Records for the exercise ::

■ ■ ■ ■ ■

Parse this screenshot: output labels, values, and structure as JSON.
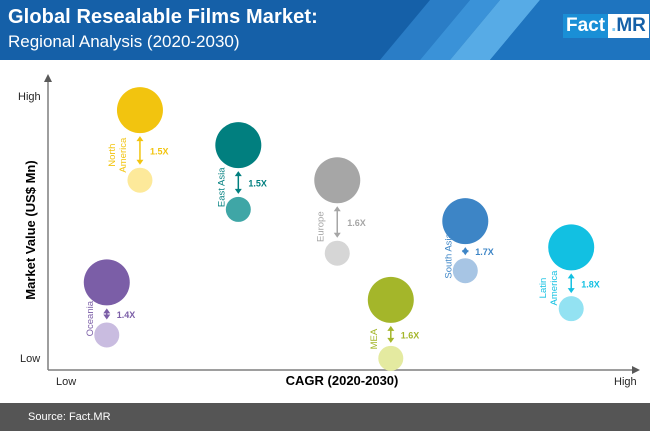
{
  "header": {
    "title": "Global Resealable Films Market:",
    "subtitle": "Regional Analysis (2020-2030)",
    "logo": {
      "part1": "Fact",
      "dot": ".",
      "part2": "MR"
    },
    "colors": {
      "background": "#1560a8",
      "accent": "#1a8fd6",
      "stripe": "#2e86cf"
    }
  },
  "footer": {
    "source": "Source: Fact.MR"
  },
  "chart_data": {
    "type": "bubble",
    "xlabel": "CAGR (2020-2030)",
    "ylabel": "Market Value (US$ Mn)",
    "x_ticks": {
      "low": "Low",
      "high": "High"
    },
    "y_ticks": {
      "low": "Low",
      "high": "High"
    },
    "series": [
      {
        "name": "North America",
        "label_lines": [
          "North",
          "America"
        ],
        "multiplier": "1.5X",
        "color": "#f2c40f",
        "light_color": "#fde99a",
        "x": 0.158,
        "y_large": 0.89,
        "y_small": 0.65,
        "size_large": 1.0,
        "size_small": 0.55
      },
      {
        "name": "East Asia",
        "label_lines": [
          "East Asia"
        ],
        "multiplier": "1.5X",
        "color": "#017f7f",
        "light_color": "#3fa6a6",
        "x": 0.327,
        "y_large": 0.77,
        "y_small": 0.55,
        "size_large": 1.0,
        "size_small": 0.55
      },
      {
        "name": "Europe",
        "label_lines": [
          "Europe"
        ],
        "multiplier": "1.6X",
        "color": "#a6a6a6",
        "light_color": "#d6d6d6",
        "x": 0.497,
        "y_large": 0.65,
        "y_small": 0.4,
        "size_large": 1.0,
        "size_small": 0.55
      },
      {
        "name": "South Asia",
        "label_lines": [
          "South Asia"
        ],
        "multiplier": "1.7X",
        "color": "#3d85c6",
        "light_color": "#a7c5e4",
        "x": 0.717,
        "y_large": 0.51,
        "y_small": 0.34,
        "size_large": 1.0,
        "size_small": 0.55
      },
      {
        "name": "Latin America",
        "label_lines": [
          "Latin",
          "America"
        ],
        "multiplier": "1.8X",
        "color": "#12c0e2",
        "light_color": "#93e2f2",
        "x": 0.899,
        "y_large": 0.42,
        "y_small": 0.21,
        "size_large": 1.0,
        "size_small": 0.55
      },
      {
        "name": "Oceania",
        "label_lines": [
          "Oceania"
        ],
        "multiplier": "1.4X",
        "color": "#7b5ea7",
        "light_color": "#c9bce0",
        "x": 0.101,
        "y_large": 0.3,
        "y_small": 0.12,
        "size_large": 1.0,
        "size_small": 0.55
      },
      {
        "name": "MEA",
        "label_lines": [
          "MEA"
        ],
        "multiplier": "1.6X",
        "color": "#a4b62a",
        "light_color": "#e4eaa0",
        "x": 0.589,
        "y_large": 0.24,
        "y_small": 0.04,
        "size_large": 1.0,
        "size_small": 0.55
      }
    ]
  }
}
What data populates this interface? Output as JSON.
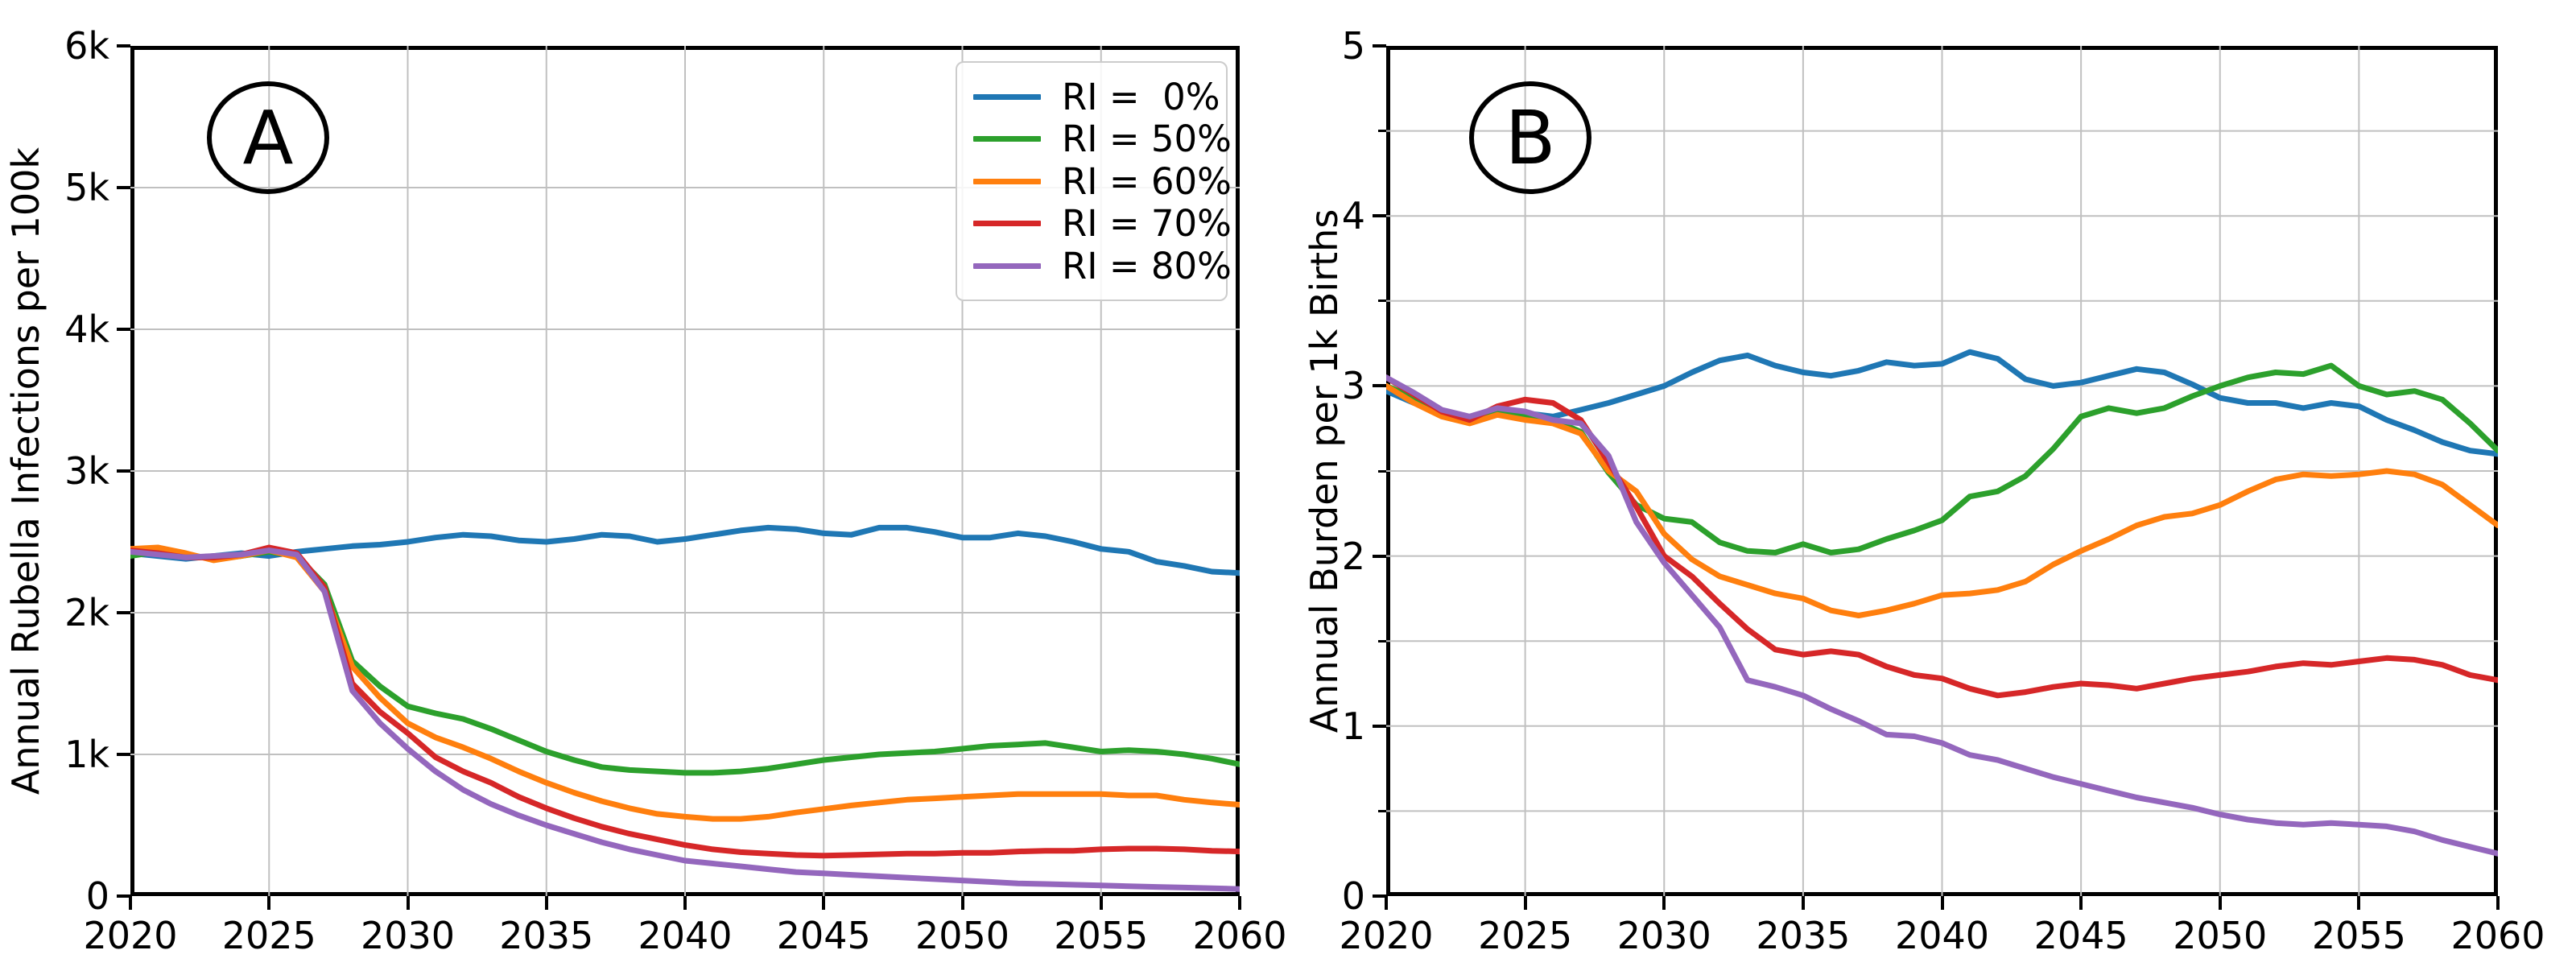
{
  "figure": {
    "background": "#ffffff",
    "description": "Two-panel line chart of rubella model scenarios, 2020-2060"
  },
  "colors": {
    "blue": "#1f77b4",
    "green": "#2ca02c",
    "orange": "#ff7f0e",
    "red": "#d62728",
    "purple": "#9467bd",
    "grid": "#c0c0c0",
    "axis": "#000000",
    "legend_border": "#cccccc"
  },
  "legend": {
    "position": "upper-right of panel A",
    "entries": [
      {
        "key": "ri-0",
        "label": "RI =  0%",
        "color": "#1f77b4"
      },
      {
        "key": "ri-50",
        "label": "RI = 50%",
        "color": "#2ca02c"
      },
      {
        "key": "ri-60",
        "label": "RI = 60%",
        "color": "#ff7f0e"
      },
      {
        "key": "ri-70",
        "label": "RI = 70%",
        "color": "#d62728"
      },
      {
        "key": "ri-80",
        "label": "RI = 80%",
        "color": "#9467bd"
      }
    ]
  },
  "chart_data": [
    {
      "type": "line",
      "title": "A",
      "ylabel": "Annual Rubella Infections per 100k",
      "xlabel": "",
      "xlim": [
        2020,
        2060
      ],
      "ylim": [
        0,
        6000
      ],
      "xticks": {
        "values": [
          2020,
          2025,
          2030,
          2035,
          2040,
          2045,
          2050,
          2055,
          2060
        ],
        "labels": [
          "2020",
          "2025",
          "2030",
          "2035",
          "2040",
          "2045",
          "2050",
          "2055",
          "2060"
        ]
      },
      "yticks": {
        "values": [
          0,
          1000,
          2000,
          3000,
          4000,
          5000,
          6000
        ],
        "labels": [
          "0",
          "1k",
          "2k",
          "3k",
          "4k",
          "5k",
          "6k"
        ]
      },
      "xgrid_values": [
        2025,
        2030,
        2035,
        2040,
        2045,
        2050,
        2055
      ],
      "ygrid_values": [
        1000,
        2000,
        3000,
        4000,
        5000
      ],
      "yminor_values": [],
      "grid": true,
      "legend": true,
      "x": [
        2020,
        2021,
        2022,
        2023,
        2024,
        2025,
        2026,
        2027,
        2028,
        2029,
        2030,
        2031,
        2032,
        2033,
        2034,
        2035,
        2036,
        2037,
        2038,
        2039,
        2040,
        2041,
        2042,
        2043,
        2044,
        2045,
        2046,
        2047,
        2048,
        2049,
        2050,
        2051,
        2052,
        2053,
        2054,
        2055,
        2056,
        2057,
        2058,
        2059,
        2060
      ],
      "series": [
        {
          "key": "ri-0",
          "name": "RI =  0%",
          "color": "#1f77b4",
          "values": [
            2420,
            2400,
            2380,
            2400,
            2420,
            2400,
            2430,
            2450,
            2470,
            2480,
            2500,
            2530,
            2550,
            2540,
            2510,
            2500,
            2520,
            2550,
            2540,
            2500,
            2520,
            2550,
            2580,
            2600,
            2590,
            2560,
            2550,
            2600,
            2600,
            2570,
            2530,
            2530,
            2560,
            2540,
            2500,
            2450,
            2430,
            2360,
            2330,
            2290,
            2280
          ]
        },
        {
          "key": "ri-50",
          "name": "RI = 50%",
          "color": "#2ca02c",
          "values": [
            2400,
            2430,
            2410,
            2380,
            2400,
            2430,
            2400,
            2200,
            1660,
            1480,
            1340,
            1290,
            1250,
            1180,
            1100,
            1020,
            960,
            910,
            890,
            880,
            870,
            870,
            880,
            900,
            930,
            960,
            980,
            1000,
            1010,
            1020,
            1040,
            1060,
            1070,
            1080,
            1050,
            1020,
            1030,
            1020,
            1000,
            970,
            930
          ]
        },
        {
          "key": "ri-60",
          "name": "RI = 60%",
          "color": "#ff7f0e",
          "values": [
            2450,
            2460,
            2420,
            2370,
            2400,
            2440,
            2390,
            2150,
            1620,
            1400,
            1220,
            1120,
            1050,
            970,
            880,
            800,
            730,
            670,
            620,
            580,
            560,
            545,
            545,
            560,
            590,
            615,
            640,
            660,
            680,
            690,
            700,
            710,
            720,
            720,
            720,
            720,
            710,
            710,
            680,
            660,
            645
          ]
        },
        {
          "key": "ri-70",
          "name": "RI = 70%",
          "color": "#d62728",
          "values": [
            2440,
            2420,
            2390,
            2390,
            2410,
            2460,
            2420,
            2180,
            1500,
            1300,
            1150,
            980,
            880,
            800,
            700,
            620,
            550,
            490,
            440,
            400,
            360,
            330,
            310,
            300,
            290,
            285,
            290,
            295,
            300,
            300,
            305,
            305,
            315,
            320,
            320,
            330,
            335,
            335,
            330,
            320,
            315
          ]
        },
        {
          "key": "ri-80",
          "name": "RI = 80%",
          "color": "#9467bd",
          "values": [
            2430,
            2410,
            2390,
            2400,
            2410,
            2440,
            2410,
            2150,
            1450,
            1220,
            1040,
            880,
            750,
            650,
            570,
            500,
            440,
            380,
            330,
            290,
            250,
            230,
            210,
            190,
            170,
            160,
            150,
            140,
            130,
            120,
            110,
            100,
            90,
            85,
            80,
            75,
            70,
            65,
            60,
            55,
            50
          ]
        }
      ]
    },
    {
      "type": "line",
      "title": "B",
      "ylabel": "Annual Burden per 1k Births",
      "xlabel": "",
      "xlim": [
        2020,
        2060
      ],
      "ylim": [
        0,
        5
      ],
      "xticks": {
        "values": [
          2020,
          2025,
          2030,
          2035,
          2040,
          2045,
          2050,
          2055,
          2060
        ],
        "labels": [
          "2020",
          "2025",
          "2030",
          "2035",
          "2040",
          "2045",
          "2050",
          "2055",
          "2060"
        ]
      },
      "yticks": {
        "values": [
          0,
          1,
          2,
          3,
          4,
          5
        ],
        "labels": [
          "0",
          "1",
          "2",
          "3",
          "4",
          "5"
        ]
      },
      "xgrid_values": [
        2025,
        2030,
        2035,
        2040,
        2045,
        2050,
        2055
      ],
      "ygrid_values": [
        0.5,
        1,
        1.5,
        2,
        2.5,
        3,
        3.5,
        4,
        4.5
      ],
      "yminor_values": [
        0.5,
        1.5,
        2.5,
        3.5,
        4.5
      ],
      "grid": true,
      "legend": false,
      "x": [
        2020,
        2021,
        2022,
        2023,
        2024,
        2025,
        2026,
        2027,
        2028,
        2029,
        2030,
        2031,
        2032,
        2033,
        2034,
        2035,
        2036,
        2037,
        2038,
        2039,
        2040,
        2041,
        2042,
        2043,
        2044,
        2045,
        2046,
        2047,
        2048,
        2049,
        2050,
        2051,
        2052,
        2053,
        2054,
        2055,
        2056,
        2057,
        2058,
        2059,
        2060
      ],
      "series": [
        {
          "key": "ri-0",
          "name": "RI =  0%",
          "color": "#1f77b4",
          "values": [
            2.97,
            2.9,
            2.84,
            2.8,
            2.86,
            2.84,
            2.82,
            2.86,
            2.9,
            2.95,
            3.0,
            3.08,
            3.15,
            3.18,
            3.12,
            3.08,
            3.06,
            3.09,
            3.14,
            3.12,
            3.13,
            3.2,
            3.16,
            3.04,
            3.0,
            3.02,
            3.06,
            3.1,
            3.08,
            3.01,
            2.93,
            2.9,
            2.9,
            2.87,
            2.9,
            2.88,
            2.8,
            2.74,
            2.67,
            2.62,
            2.6
          ]
        },
        {
          "key": "ri-50",
          "name": "RI = 50%",
          "color": "#2ca02c",
          "values": [
            3.0,
            2.93,
            2.85,
            2.8,
            2.84,
            2.82,
            2.8,
            2.73,
            2.49,
            2.3,
            2.22,
            2.2,
            2.08,
            2.03,
            2.02,
            2.07,
            2.02,
            2.04,
            2.1,
            2.15,
            2.21,
            2.35,
            2.38,
            2.47,
            2.63,
            2.82,
            2.87,
            2.84,
            2.87,
            2.94,
            3.0,
            3.05,
            3.08,
            3.07,
            3.12,
            3.0,
            2.95,
            2.97,
            2.92,
            2.78,
            2.62
          ]
        },
        {
          "key": "ri-60",
          "name": "RI = 60%",
          "color": "#ff7f0e",
          "values": [
            3.0,
            2.9,
            2.82,
            2.78,
            2.83,
            2.8,
            2.78,
            2.72,
            2.5,
            2.38,
            2.13,
            1.98,
            1.88,
            1.83,
            1.78,
            1.75,
            1.68,
            1.65,
            1.68,
            1.72,
            1.77,
            1.78,
            1.8,
            1.85,
            1.95,
            2.03,
            2.1,
            2.18,
            2.23,
            2.25,
            2.3,
            2.38,
            2.45,
            2.48,
            2.47,
            2.48,
            2.5,
            2.48,
            2.42,
            2.3,
            2.18
          ]
        },
        {
          "key": "ri-70",
          "name": "RI = 70%",
          "color": "#d62728",
          "values": [
            3.05,
            2.95,
            2.85,
            2.8,
            2.88,
            2.92,
            2.9,
            2.8,
            2.55,
            2.29,
            2.0,
            1.88,
            1.72,
            1.57,
            1.45,
            1.42,
            1.44,
            1.42,
            1.35,
            1.3,
            1.28,
            1.22,
            1.18,
            1.2,
            1.23,
            1.25,
            1.24,
            1.22,
            1.25,
            1.28,
            1.3,
            1.32,
            1.35,
            1.37,
            1.36,
            1.38,
            1.4,
            1.39,
            1.36,
            1.3,
            1.27
          ]
        },
        {
          "key": "ri-80",
          "name": "RI = 80%",
          "color": "#9467bd",
          "values": [
            3.05,
            2.96,
            2.86,
            2.82,
            2.87,
            2.85,
            2.8,
            2.78,
            2.59,
            2.2,
            1.96,
            1.77,
            1.58,
            1.27,
            1.23,
            1.18,
            1.1,
            1.03,
            0.95,
            0.94,
            0.9,
            0.83,
            0.8,
            0.75,
            0.7,
            0.66,
            0.62,
            0.58,
            0.55,
            0.52,
            0.48,
            0.45,
            0.43,
            0.42,
            0.43,
            0.42,
            0.41,
            0.38,
            0.33,
            0.29,
            0.25
          ]
        }
      ]
    }
  ]
}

■ ■ ■ ■ ■

Task description :: Tally the lines above that contain the word "Annual", and reply with only the number.

Answer in full :: 2